## Problem a
Extract every line of the rows below that contains the string "主题活动", matching case exactly.

## Supplied text

## START

Monday, May 2, 2016

Gravity Falls is RACIST??

EDIT: Woohoo! Finishing up a draft!
     Alright, so, I have recently become absolutely obsessed with the Disney XD cartoon, Gravity Falls. It took me a while to get around to actually watching it, but now, I definitely do not regret it, and I will go further into detail about this in my review post that I am in the process if writing. Keep in mind, this post might, and the review definitely will, contain spoilers, so read at your own risk if you have not watched all of the show. So let's get started, shall we?
     Of course, being me, as I was watching the show I had to think to myself, "I wonder what complaints there are about the show." I think there needs to be an internet rule parallel to Rule 34, "If it exists, someone thinks it's racist or sexist or homophobic". So I discovered that one of my new favorite cartoons is racist, sexist, ableist, homophobic, and all around horrible. Oh my goodness I must be the scum of the Earth for watching it and laughing at Soos and not caring that a show that takes place in "small town" Oregon is mostly populated by white people. Speaking of which, let's begin with that!

## END

## Input rows
## START

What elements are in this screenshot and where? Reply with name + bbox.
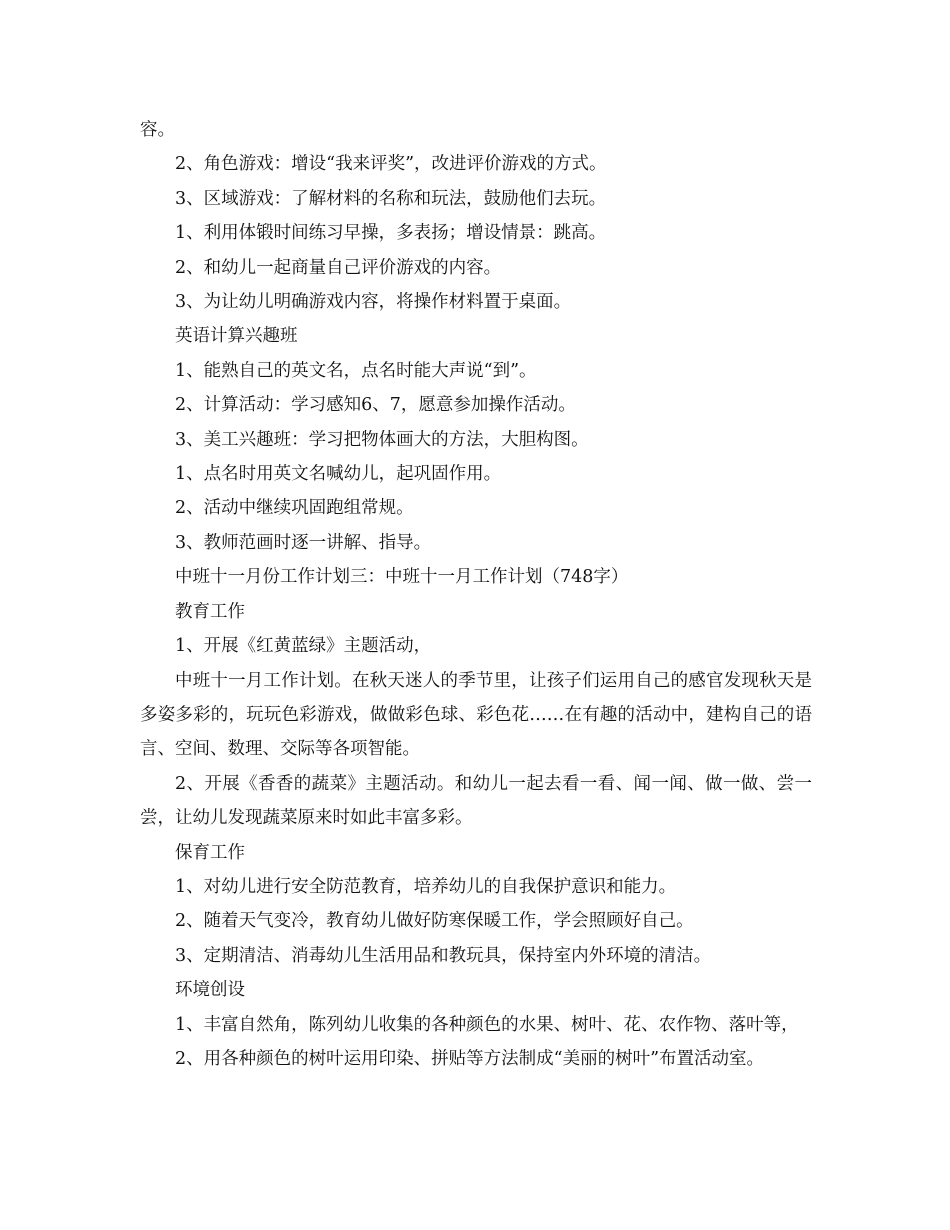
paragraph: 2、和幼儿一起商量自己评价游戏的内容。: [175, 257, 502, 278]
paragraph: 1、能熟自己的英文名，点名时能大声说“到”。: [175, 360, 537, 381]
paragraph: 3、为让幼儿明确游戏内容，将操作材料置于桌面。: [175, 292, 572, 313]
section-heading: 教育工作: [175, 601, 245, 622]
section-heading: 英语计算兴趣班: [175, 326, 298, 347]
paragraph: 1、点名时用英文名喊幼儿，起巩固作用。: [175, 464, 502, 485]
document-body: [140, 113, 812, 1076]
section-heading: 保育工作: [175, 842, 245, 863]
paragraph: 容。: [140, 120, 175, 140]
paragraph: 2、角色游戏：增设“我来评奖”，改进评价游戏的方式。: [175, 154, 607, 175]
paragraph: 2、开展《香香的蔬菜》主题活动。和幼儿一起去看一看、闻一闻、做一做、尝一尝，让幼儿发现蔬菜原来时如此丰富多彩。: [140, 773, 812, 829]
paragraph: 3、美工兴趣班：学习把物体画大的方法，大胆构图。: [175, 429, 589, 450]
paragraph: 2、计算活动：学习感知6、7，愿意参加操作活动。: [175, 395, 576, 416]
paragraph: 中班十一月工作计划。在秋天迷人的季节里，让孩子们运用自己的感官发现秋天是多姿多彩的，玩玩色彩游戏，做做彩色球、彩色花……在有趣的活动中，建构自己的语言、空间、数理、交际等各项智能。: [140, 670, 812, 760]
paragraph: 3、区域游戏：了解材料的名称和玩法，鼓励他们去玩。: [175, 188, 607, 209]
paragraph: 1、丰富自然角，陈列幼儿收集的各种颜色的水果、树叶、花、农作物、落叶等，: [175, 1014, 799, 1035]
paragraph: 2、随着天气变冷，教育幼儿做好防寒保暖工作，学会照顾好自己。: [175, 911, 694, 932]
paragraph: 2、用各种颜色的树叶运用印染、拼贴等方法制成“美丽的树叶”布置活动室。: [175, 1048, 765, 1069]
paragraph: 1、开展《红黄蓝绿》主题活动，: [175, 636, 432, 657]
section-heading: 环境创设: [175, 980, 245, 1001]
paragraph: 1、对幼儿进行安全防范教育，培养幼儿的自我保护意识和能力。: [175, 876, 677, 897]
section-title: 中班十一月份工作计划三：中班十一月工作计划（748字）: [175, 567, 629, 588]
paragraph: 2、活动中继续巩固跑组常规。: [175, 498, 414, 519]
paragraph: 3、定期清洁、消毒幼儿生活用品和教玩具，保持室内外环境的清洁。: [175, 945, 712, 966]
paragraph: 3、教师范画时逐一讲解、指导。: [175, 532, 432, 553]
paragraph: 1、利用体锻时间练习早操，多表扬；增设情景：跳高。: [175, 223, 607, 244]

## END
## START

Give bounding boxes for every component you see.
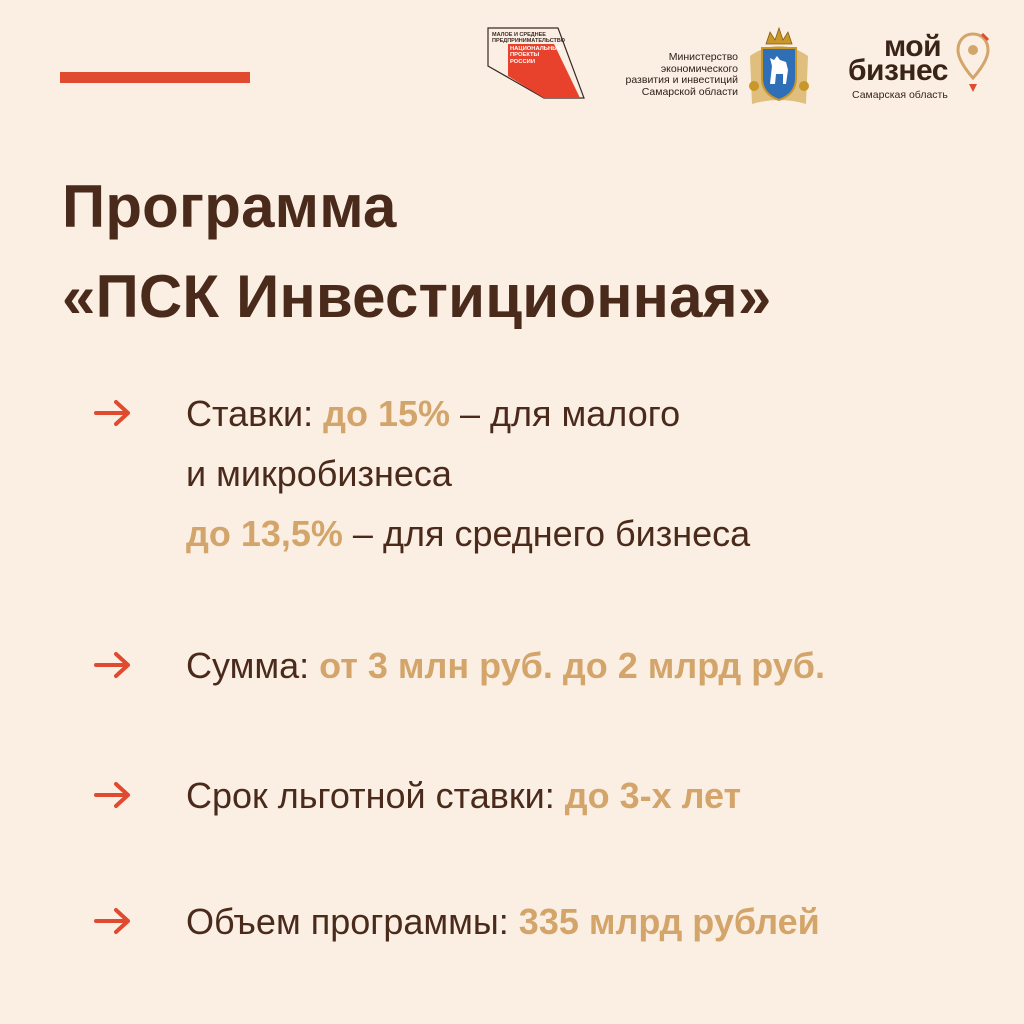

## END

## Problem b
Transcribe the entire Gravity Falls blog post above without any changes.

## Correct result a
paragraph: 2、开展《香香的蔬菜》主题活动。和幼儿一起去看一看、闻一闻、做一做、尝一尝，让幼儿发现蔬菜原来时如此丰富多彩。: [140, 773, 812, 829]
paragraph: 1、开展《红黄蓝绿》主题活动，: [175, 636, 432, 657]

## Correct result b
Monday, May 2, 2016

Gravity Falls is RACIST??

EDIT: Woohoo! Finishing up a draft!
     Alright, so, I have recently become absolutely obsessed with the Disney XD cartoon, Gravity Falls. It took me a while to get around to actually watching it, but now, I definitely do not regret it, and I will go further into detail about this in my review post that I am in the process if writing. Keep in mind, this post might, and the review definitely will, contain spoilers, so read at your own risk if you have not watched all of the show. So let's get started, shall we?
     Of course, being me, as I was watching the show I had to think to myself, "I wonder what complaints there are about the show." I think there needs to be an internet rule parallel to Rule 34, "If it exists, someone thinks it's racist or sexist or homophobic". So I discovered that one of my new favorite cartoons is racist, sexist, ableist, homophobic, and all around horrible. Oh my goodness I must be the scum of the Earth for watching it and laughing at Soos and not caring that a show that takes place in "small town" Oregon is mostly populated by white people. Speaking of which, let's begin with that!